TASK DESCRIPTION -> Search the records for the word "aula" and pick out every line that has it.

PROVIDED RECORDS ->
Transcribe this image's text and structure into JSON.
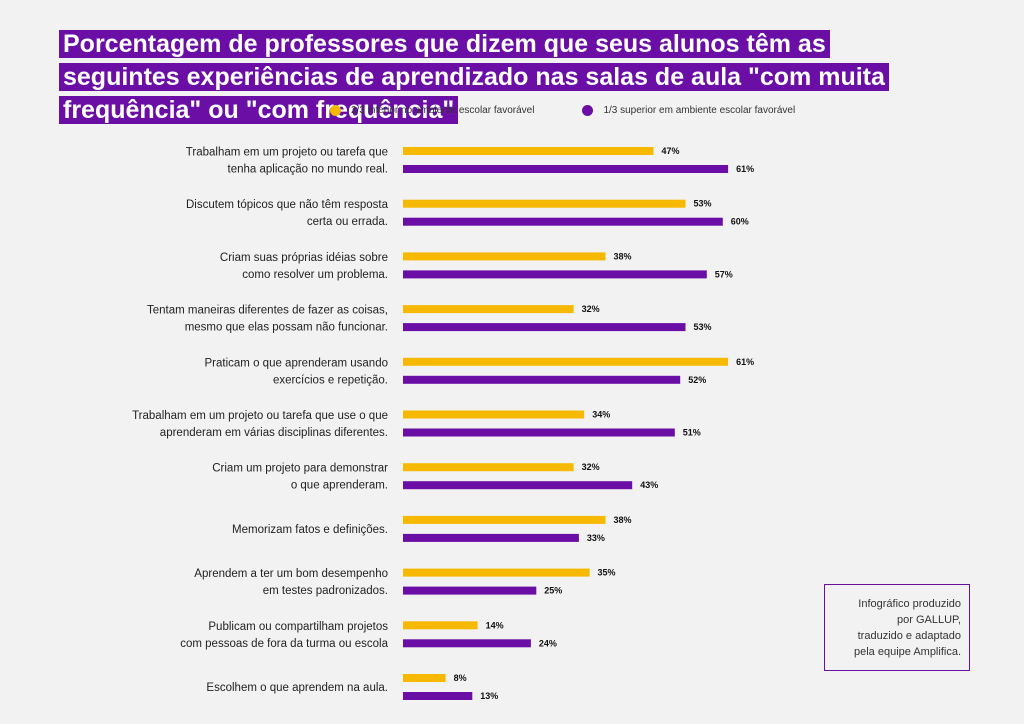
{
  "title": "Porcentagem de professores que dizem que seus alunos têm as seguintes experiências de aprendizado nas salas de aula \"com muita frequência\" ou \"com frequência\"",
  "credit": "Infográfico produzido\npor GALLUP,\ntraduzido e adaptado\npela equipe Amplifica.",
  "colors": {
    "series1": "#f6b900",
    "series2": "#6a0ea6",
    "title_bg": "#6a0ea6"
  },
  "chart_data": {
    "type": "bar",
    "orientation": "horizontal",
    "title": "Porcentagem de professores que dizem que seus alunos têm as seguintes experiências de aprendizado nas salas de aula \"com muita frequência\" ou \"com frequência\"",
    "legend_position": "top",
    "categories": [
      [
        "Trabalham em um projeto ou tarefa que",
        "tenha aplicação no mundo real."
      ],
      [
        "Discutem tópicos que não têm resposta",
        "certa ou errada."
      ],
      [
        "Criam suas próprias idéias sobre",
        "como resolver um problema."
      ],
      [
        "Tentam maneiras diferentes de fazer as coisas,",
        "mesmo que elas possam não funcionar."
      ],
      [
        "Praticam o que aprenderam usando",
        "exercícios e repetição."
      ],
      [
        "Trabalham em um projeto ou tarefa que use o que",
        "aprenderam em várias disciplinas diferentes."
      ],
      [
        "Criam um projeto para demonstrar",
        "o que aprenderam."
      ],
      [
        "Memorizam fatos e definições."
      ],
      [
        "Aprendem a ter um bom desempenho",
        "em testes padronizados."
      ],
      [
        "Publicam ou compartilham projetos",
        "com pessoas de fora da turma ou escola"
      ],
      [
        "Escolhem o que aprendem na aula."
      ]
    ],
    "series": [
      {
        "name": "2/3 inferior no ambiente escolar favorável",
        "color": "#f6b900",
        "values": [
          47,
          53,
          38,
          32,
          61,
          34,
          32,
          38,
          35,
          14,
          8
        ]
      },
      {
        "name": "1/3 superior em ambiente escolar favorável",
        "color": "#6a0ea6",
        "values": [
          61,
          60,
          57,
          53,
          52,
          51,
          43,
          33,
          25,
          24,
          13
        ]
      }
    ],
    "value_suffix": "%",
    "xlim": [
      0,
      100
    ],
    "grid": false
  }
}
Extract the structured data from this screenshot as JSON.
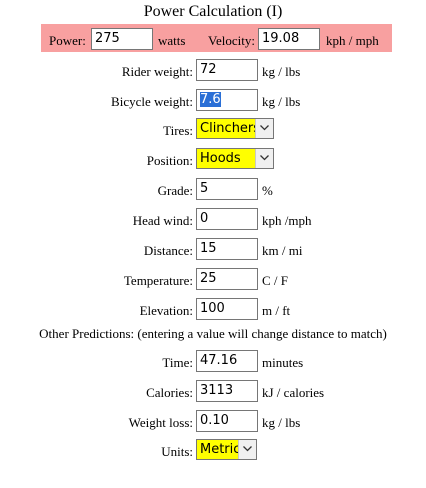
{
  "title": "Power Calculation (I)",
  "power": {
    "label": "Power:",
    "value": "275",
    "unit": "watts"
  },
  "velocity": {
    "label": "Velocity:",
    "value": "19.08",
    "unit": "kph / mph"
  },
  "rider_weight": {
    "label": "Rider weight:",
    "value": "72",
    "unit": "kg / lbs"
  },
  "bicycle_weight": {
    "label": "Bicycle weight:",
    "value": "7.6",
    "unit": "kg / lbs"
  },
  "tires": {
    "label": "Tires:",
    "selected": "Clinchers"
  },
  "position": {
    "label": "Position:",
    "selected": "Hoods"
  },
  "grade": {
    "label": "Grade:",
    "value": "5",
    "unit": "%"
  },
  "head_wind": {
    "label": "Head wind:",
    "value": "0",
    "unit": "kph /mph"
  },
  "distance": {
    "label": "Distance:",
    "value": "15",
    "unit": "km / mi"
  },
  "temperature": {
    "label": "Temperature:",
    "value": "25",
    "unit": "C / F"
  },
  "elevation": {
    "label": "Elevation:",
    "value": "100",
    "unit": "m / ft"
  },
  "predictions_note": "Other Predictions: (entering a value will change distance to match)",
  "time": {
    "label": "Time:",
    "value": "47.16",
    "unit": "minutes"
  },
  "calories": {
    "label": "Calories:",
    "value": "3113",
    "unit": "kJ / calories"
  },
  "weight_loss": {
    "label": "Weight loss:",
    "value": "0.10",
    "unit": "kg / lbs"
  },
  "units": {
    "label": "Units:",
    "selected": "Metric"
  },
  "colors": {
    "banner": "#f8a0a0",
    "dropdown_bg": "#ffff00",
    "selection": "#2a6fd6"
  }
}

SOLUTION ->
  "title": "Porcentagem de professores que dizem que seus alunos têm as seguintes experiências de aprendizado nas salas de aula \"com muita frequência\" ou \"com frequência\"",
    "title": "Porcentagem de professores que dizem que seus alunos têm as seguintes experiências de aprendizado nas salas de aula \"com muita frequência\" ou \"com frequência\"",
        "Escolhem o que aprendem na aula."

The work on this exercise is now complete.